Dataset records
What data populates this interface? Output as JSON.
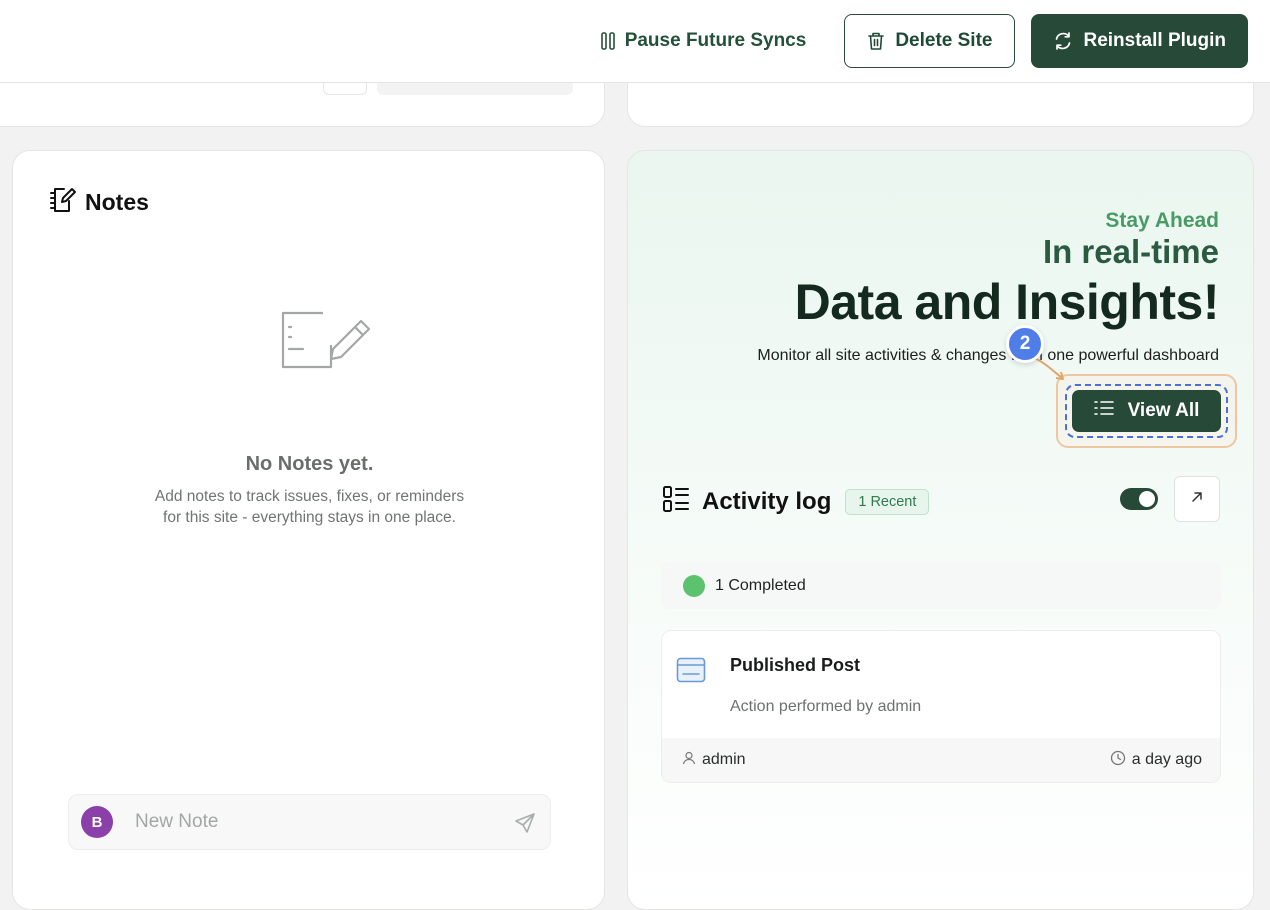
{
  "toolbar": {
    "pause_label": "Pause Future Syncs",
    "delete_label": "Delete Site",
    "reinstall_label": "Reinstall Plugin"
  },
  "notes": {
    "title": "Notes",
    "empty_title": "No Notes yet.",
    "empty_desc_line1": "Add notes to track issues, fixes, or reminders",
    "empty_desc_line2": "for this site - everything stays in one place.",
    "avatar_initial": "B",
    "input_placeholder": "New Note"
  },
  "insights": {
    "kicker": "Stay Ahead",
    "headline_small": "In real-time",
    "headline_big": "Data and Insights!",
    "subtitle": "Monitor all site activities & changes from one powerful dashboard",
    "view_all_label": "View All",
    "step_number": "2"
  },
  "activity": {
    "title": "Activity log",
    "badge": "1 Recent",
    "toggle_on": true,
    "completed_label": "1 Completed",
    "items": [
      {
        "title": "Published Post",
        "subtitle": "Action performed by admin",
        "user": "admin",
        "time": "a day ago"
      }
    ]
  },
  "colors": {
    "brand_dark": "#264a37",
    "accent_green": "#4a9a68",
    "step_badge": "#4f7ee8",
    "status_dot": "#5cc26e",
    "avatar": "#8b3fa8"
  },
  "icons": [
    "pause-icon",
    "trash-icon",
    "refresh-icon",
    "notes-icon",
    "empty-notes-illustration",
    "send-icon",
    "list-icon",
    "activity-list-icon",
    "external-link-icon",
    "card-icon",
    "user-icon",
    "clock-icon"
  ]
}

*Request:* Using the records above, output their complete text exactly, minus any images.

*Task result:*
What data populates this interface? Output as JSON.
{
  "toolbar": {
    "pause_label": "Pause Future Syncs",
    "delete_label": "Delete Site",
    "reinstall_label": "Reinstall Plugin"
  },
  "notes": {
    "title": "Notes",
    "empty_title": "No Notes yet.",
    "empty_desc_line1": "Add notes to track issues, fixes, or reminders",
    "empty_desc_line2": "for this site - everything stays in one place.",
    "avatar_initial": "B",
    "input_placeholder": "New Note"
  },
  "insights": {
    "kicker": "Stay Ahead",
    "headline_small": "In real-time",
    "headline_big": "Data and Insights!",
    "subtitle": "Monitor all site activities & changes from one powerful dashboard",
    "view_all_label": "View All",
    "step_number": "2"
  },
  "activity": {
    "title": "Activity log",
    "badge": "1 Recent",
    "toggle_on": true,
    "completed_label": "1 Completed",
    "items": [
      {
        "title": "Published Post",
        "subtitle": "Action performed by admin",
        "user": "admin",
        "time": "a day ago"
      }
    ]
  },
  "colors": {
    "brand_dark": "#264a37",
    "accent_green": "#4a9a68",
    "step_badge": "#4f7ee8",
    "status_dot": "#5cc26e",
    "avatar": "#8b3fa8"
  },
  "icons": [
    "pause-icon",
    "trash-icon",
    "refresh-icon",
    "notes-icon",
    "empty-notes-illustration",
    "send-icon",
    "list-icon",
    "activity-list-icon",
    "external-link-icon",
    "card-icon",
    "user-icon",
    "clock-icon"
  ]
}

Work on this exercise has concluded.